[Stored entries]

——————————

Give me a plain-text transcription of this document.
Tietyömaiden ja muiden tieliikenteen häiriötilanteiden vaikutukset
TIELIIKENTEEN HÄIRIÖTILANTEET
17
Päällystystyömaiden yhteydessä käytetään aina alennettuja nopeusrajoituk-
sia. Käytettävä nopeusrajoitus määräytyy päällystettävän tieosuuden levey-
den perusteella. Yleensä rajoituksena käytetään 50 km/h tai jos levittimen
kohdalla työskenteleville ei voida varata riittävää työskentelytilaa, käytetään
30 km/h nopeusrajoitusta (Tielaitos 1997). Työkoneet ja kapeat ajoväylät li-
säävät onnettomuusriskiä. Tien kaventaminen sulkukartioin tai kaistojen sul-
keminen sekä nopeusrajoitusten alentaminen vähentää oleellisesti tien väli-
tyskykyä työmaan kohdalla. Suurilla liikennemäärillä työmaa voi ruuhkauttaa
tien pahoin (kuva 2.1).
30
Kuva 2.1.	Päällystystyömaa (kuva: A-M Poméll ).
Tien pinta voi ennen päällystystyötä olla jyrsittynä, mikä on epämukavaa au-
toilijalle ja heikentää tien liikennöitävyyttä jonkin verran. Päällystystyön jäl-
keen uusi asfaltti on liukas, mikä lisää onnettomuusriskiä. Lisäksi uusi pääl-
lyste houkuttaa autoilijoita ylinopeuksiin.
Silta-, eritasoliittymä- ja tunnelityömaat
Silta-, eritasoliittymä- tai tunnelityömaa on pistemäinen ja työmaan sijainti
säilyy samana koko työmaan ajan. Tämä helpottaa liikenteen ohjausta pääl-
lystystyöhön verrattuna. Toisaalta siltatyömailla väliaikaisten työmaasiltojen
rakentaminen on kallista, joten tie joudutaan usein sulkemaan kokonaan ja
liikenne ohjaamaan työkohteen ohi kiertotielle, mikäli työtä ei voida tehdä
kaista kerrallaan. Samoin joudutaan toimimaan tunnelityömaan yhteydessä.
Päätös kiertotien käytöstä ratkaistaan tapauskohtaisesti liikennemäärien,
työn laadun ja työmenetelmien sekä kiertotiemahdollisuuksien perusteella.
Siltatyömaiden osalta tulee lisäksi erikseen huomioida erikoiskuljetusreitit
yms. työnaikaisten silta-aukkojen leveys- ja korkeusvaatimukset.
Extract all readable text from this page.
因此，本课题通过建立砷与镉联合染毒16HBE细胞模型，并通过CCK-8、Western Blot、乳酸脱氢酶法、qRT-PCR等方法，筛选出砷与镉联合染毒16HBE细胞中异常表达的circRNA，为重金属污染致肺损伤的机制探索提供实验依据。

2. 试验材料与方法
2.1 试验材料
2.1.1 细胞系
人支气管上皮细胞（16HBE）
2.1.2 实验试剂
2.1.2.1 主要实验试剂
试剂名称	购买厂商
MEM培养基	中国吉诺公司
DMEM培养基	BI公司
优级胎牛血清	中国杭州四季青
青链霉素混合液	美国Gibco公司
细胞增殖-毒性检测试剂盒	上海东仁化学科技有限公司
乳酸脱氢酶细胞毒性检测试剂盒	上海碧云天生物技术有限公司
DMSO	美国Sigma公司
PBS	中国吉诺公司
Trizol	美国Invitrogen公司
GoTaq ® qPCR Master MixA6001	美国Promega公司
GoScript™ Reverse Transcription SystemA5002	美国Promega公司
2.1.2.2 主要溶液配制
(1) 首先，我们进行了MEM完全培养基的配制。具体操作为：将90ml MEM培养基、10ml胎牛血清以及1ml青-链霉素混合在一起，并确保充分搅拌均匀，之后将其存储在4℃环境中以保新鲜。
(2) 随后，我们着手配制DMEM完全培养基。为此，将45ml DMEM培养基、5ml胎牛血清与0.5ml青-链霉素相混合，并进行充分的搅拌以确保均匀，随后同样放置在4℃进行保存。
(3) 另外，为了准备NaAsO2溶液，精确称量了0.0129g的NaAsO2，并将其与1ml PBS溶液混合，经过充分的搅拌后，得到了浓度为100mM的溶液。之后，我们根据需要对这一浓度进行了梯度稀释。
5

——————————

EXERCISE
Look above for lines with the word "text" and copy them all.

TASK RESULT
Give me a plain-text transcription of this document.
Extract all readable text from this page.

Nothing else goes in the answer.